Print the data once more, exactly as given. Drop the pictures.

───── RECORDED INFORMATION

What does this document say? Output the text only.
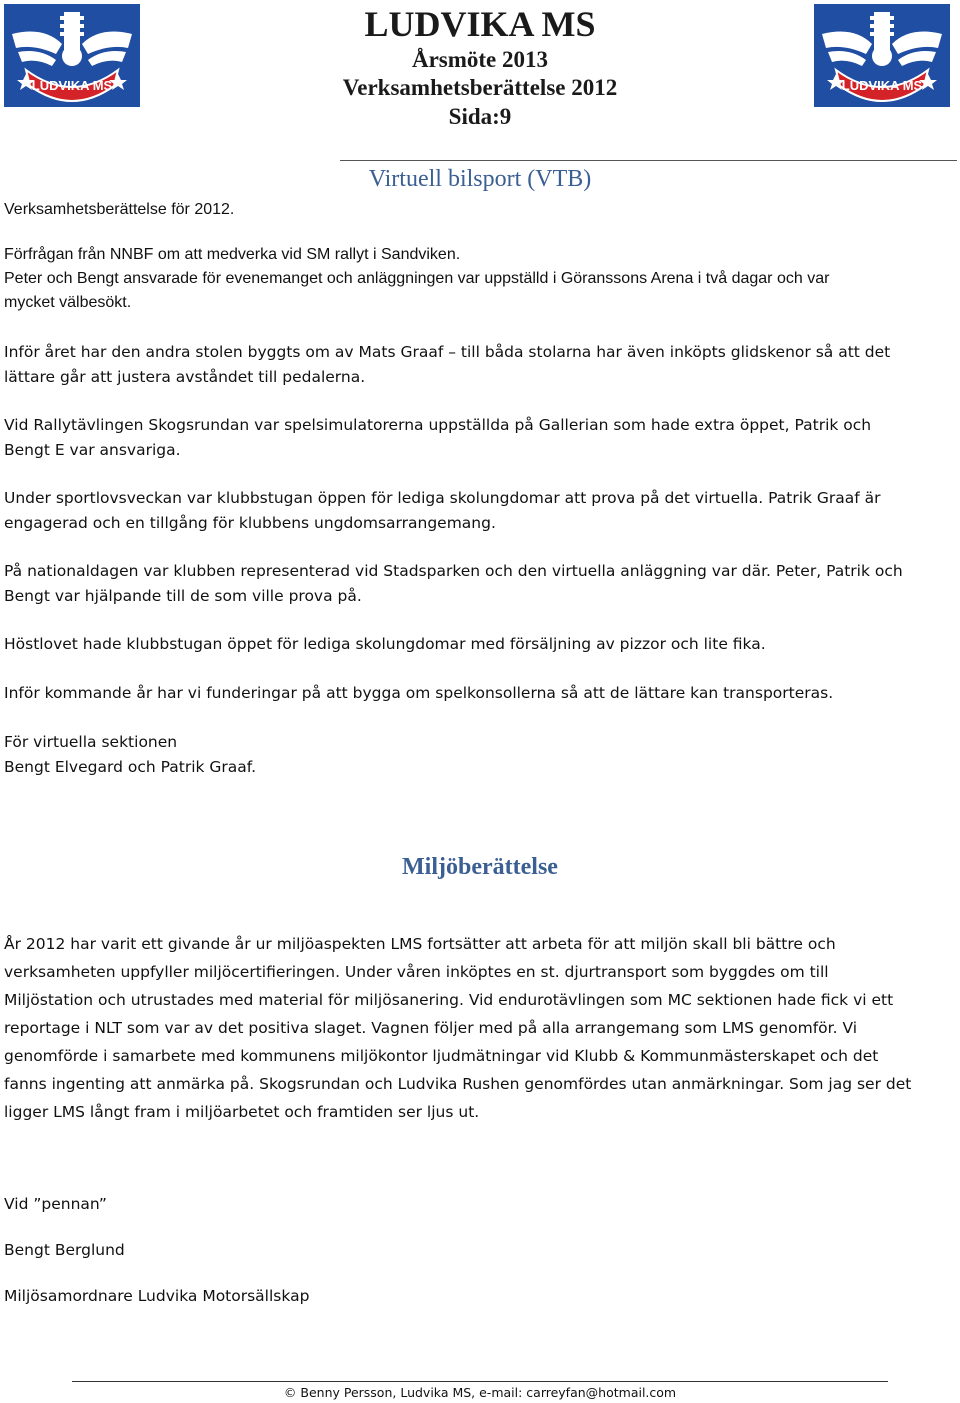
LUDVIKA MS	LUDVIKA MS
LUDVIKA MS
Årsmöte 2013
Verksamhetsberättelse 2012
Sida:9
Virtuell bilsport (VTB)

Verksamhetsberättelse för 2012.

Förfrågan från NNBF om att medverka vid SM rallyt i Sandviken.

Peter och Bengt ansvarade för evenemanget och anläggningen var uppställd i Göranssons Arena i två dagar och var

mycket välbesökt.

Inför året har den andra stolen byggts om av Mats Graaf – till båda stolarna har även inköpts glidskenor så att det

lättare går att justera avståndet till pedalerna.

Vid Rallytävlingen Skogsrundan var spelsimulatorerna uppställda på Gallerian som hade extra öppet, Patrik och

Bengt E var ansvariga.

Under sportlovsveckan var klubbstugan öppen för lediga skolungdomar att prova på det virtuella. Patrik Graaf är

engagerad och en tillgång för klubbens ungdomsarrangemang.

På nationaldagen var klubben representerad vid Stadsparken och den virtuella anläggning var där. Peter, Patrik och

Bengt var hjälpande till de som ville prova på.

Höstlovet hade klubbstugan öppet för lediga skolungdomar med försäljning av pizzor och lite fika.

Inför kommande år har vi funderingar på att bygga om spelkonsollerna så att de lättare kan transporteras.

För virtuella sektionen

Bengt Elvegard och Patrik Graaf.

Miljöberättelse

År 2012 har varit ett givande år ur miljöaspekten LMS fortsätter att arbeta för att miljön skall bli bättre och

verksamheten uppfyller miljöcertifieringen. Under våren inköptes en st. djurtransport som byggdes om till

Miljöstation och utrustades med material för miljösanering. Vid endurotävlingen som MC sektionen hade fick vi ett

reportage i NLT som var av det positiva slaget. Vagnen följer med på alla arrangemang som LMS genomför. Vi

genomförde i samarbete med kommunens miljökontor ljudmätningar vid Klubb & Kommunmästerskapet och det

fanns ingenting att anmärka på. Skogsrundan och Ludvika Rushen genomfördes utan anmärkningar. Som jag ser det

ligger LMS långt fram i miljöarbetet och framtiden ser ljus ut.

Vid ”pennan”

Bengt Berglund

Miljösamordnare Ludvika Motorsällskap

© Benny Persson, Ludvika MS, e-mail: carreyfan@hotmail.com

──────────

ANSWER:
What does this document say? Output the text only.
LUDVIKA MS	LUDVIKA MS
LUDVIKA MS
Årsmöte 2013
Verksamhetsberättelse 2012
Sida:9
Virtuell bilsport (VTB)

Verksamhetsberättelse för 2012.

Förfrågan från NNBF om att medverka vid SM rallyt i Sandviken.

Peter och Bengt ansvarade för evenemanget och anläggningen var uppställd i Göranssons Arena i två dagar och var

mycket välbesökt.

Inför året har den andra stolen byggts om av Mats Graaf – till båda stolarna har även inköpts glidskenor så att det

lättare går att justera avståndet till pedalerna.

Vid Rallytävlingen Skogsrundan var spelsimulatorerna uppställda på Gallerian som hade extra öppet, Patrik och

Bengt E var ansvariga.

Under sportlovsveckan var klubbstugan öppen för lediga skolungdomar att prova på det virtuella. Patrik Graaf är

engagerad och en tillgång för klubbens ungdomsarrangemang.

På nationaldagen var klubben representerad vid Stadsparken och den virtuella anläggning var där. Peter, Patrik och

Bengt var hjälpande till de som ville prova på.

Höstlovet hade klubbstugan öppet för lediga skolungdomar med försäljning av pizzor och lite fika.

Inför kommande år har vi funderingar på att bygga om spelkonsollerna så att de lättare kan transporteras.

För virtuella sektionen

Bengt Elvegard och Patrik Graaf.

Miljöberättelse

År 2012 har varit ett givande år ur miljöaspekten LMS fortsätter att arbeta för att miljön skall bli bättre och

verksamheten uppfyller miljöcertifieringen. Under våren inköptes en st. djurtransport som byggdes om till

Miljöstation och utrustades med material för miljösanering. Vid endurotävlingen som MC sektionen hade fick vi ett

reportage i NLT som var av det positiva slaget. Vagnen följer med på alla arrangemang som LMS genomför. Vi

genomförde i samarbete med kommunens miljökontor ljudmätningar vid Klubb & Kommunmästerskapet och det

fanns ingenting att anmärka på. Skogsrundan och Ludvika Rushen genomfördes utan anmärkningar. Som jag ser det

ligger LMS långt fram i miljöarbetet och framtiden ser ljus ut.

Vid ”pennan”

Bengt Berglund

Miljösamordnare Ludvika Motorsällskap

© Benny Persson, Ludvika MS, e-mail: carreyfan@hotmail.com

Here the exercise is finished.